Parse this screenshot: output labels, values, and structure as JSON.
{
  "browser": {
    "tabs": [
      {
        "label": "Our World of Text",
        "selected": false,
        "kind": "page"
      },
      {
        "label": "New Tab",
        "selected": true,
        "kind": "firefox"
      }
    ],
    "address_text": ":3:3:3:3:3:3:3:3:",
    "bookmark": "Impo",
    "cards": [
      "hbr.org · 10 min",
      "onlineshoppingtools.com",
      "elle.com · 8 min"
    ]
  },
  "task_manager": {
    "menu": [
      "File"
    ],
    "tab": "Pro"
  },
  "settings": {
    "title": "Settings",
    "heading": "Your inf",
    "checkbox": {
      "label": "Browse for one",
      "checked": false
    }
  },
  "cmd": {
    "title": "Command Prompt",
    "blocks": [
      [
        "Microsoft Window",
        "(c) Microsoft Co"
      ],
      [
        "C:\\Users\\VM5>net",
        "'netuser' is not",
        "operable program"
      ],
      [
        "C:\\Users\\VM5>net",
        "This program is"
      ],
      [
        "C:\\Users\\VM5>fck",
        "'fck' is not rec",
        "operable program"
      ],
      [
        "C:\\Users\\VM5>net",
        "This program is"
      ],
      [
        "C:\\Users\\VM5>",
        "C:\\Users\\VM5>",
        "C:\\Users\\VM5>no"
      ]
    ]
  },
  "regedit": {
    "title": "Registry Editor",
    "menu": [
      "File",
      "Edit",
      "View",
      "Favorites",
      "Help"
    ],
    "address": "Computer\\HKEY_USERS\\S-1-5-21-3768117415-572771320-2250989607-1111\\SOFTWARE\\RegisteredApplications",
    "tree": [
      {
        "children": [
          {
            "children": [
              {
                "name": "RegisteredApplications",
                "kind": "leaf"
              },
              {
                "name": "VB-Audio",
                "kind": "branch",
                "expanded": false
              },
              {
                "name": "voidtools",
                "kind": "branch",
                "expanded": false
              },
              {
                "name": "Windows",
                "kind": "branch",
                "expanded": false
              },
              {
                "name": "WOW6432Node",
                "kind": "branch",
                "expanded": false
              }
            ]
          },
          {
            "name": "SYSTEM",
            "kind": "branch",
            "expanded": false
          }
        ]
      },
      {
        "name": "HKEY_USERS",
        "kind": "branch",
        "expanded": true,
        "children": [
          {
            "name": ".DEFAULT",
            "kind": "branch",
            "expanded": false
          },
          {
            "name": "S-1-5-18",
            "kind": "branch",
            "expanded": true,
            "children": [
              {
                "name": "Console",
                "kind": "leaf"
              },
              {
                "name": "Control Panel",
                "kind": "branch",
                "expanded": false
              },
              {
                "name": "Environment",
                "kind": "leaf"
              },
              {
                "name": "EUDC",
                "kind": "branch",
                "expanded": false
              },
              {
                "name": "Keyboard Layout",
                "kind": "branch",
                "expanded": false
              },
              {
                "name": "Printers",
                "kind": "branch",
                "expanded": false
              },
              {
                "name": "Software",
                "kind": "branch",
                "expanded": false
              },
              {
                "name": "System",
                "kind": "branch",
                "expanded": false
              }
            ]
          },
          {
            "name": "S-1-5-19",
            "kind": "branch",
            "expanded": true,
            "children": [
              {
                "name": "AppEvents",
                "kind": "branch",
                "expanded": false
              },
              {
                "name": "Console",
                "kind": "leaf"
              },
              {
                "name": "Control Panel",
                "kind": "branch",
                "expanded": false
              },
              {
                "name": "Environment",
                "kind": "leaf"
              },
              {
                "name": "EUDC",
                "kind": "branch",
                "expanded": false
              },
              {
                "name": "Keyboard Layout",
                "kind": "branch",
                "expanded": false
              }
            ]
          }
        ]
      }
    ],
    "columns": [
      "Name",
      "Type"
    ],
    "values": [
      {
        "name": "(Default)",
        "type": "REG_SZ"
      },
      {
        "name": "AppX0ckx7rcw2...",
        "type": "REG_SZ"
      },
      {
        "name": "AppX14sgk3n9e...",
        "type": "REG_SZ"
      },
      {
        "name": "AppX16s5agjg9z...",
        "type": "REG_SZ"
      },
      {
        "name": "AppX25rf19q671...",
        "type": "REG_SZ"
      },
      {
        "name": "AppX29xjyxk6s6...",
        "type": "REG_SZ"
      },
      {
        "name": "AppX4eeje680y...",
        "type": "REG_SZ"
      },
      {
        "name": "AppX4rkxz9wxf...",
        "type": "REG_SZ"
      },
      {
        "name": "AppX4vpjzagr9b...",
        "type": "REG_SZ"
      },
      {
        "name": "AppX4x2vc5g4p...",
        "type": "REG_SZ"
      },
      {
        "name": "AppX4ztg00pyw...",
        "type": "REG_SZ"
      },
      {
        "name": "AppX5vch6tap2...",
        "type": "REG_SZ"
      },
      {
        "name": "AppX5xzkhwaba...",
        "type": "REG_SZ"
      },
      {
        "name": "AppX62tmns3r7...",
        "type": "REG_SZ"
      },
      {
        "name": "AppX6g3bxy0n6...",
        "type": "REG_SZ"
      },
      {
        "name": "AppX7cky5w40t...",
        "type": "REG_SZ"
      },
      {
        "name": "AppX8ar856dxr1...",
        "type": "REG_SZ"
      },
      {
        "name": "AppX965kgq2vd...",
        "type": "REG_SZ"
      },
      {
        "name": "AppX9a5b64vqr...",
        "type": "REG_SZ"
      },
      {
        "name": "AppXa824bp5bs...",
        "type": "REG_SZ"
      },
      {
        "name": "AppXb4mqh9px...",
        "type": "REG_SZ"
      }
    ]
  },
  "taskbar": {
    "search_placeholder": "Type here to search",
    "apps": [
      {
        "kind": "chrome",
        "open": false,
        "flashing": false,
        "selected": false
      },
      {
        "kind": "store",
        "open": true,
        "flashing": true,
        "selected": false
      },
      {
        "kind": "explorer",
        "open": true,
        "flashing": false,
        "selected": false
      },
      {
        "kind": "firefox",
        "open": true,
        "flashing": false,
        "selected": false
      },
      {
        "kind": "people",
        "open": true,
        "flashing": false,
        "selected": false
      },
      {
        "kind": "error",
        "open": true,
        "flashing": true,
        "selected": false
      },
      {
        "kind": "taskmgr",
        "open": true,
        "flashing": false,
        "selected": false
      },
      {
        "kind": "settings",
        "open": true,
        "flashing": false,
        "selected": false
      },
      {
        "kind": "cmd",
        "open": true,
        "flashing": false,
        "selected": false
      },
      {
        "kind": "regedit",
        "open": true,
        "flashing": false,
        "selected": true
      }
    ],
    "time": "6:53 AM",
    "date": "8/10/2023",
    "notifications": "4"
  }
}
-*-
* WHAT YOU NEED TO DO
Copy out every line holding the string "values".

* ANSWER IN FULL
Parse this screenshot: output labels, values, and structure as JSON.
    "values": [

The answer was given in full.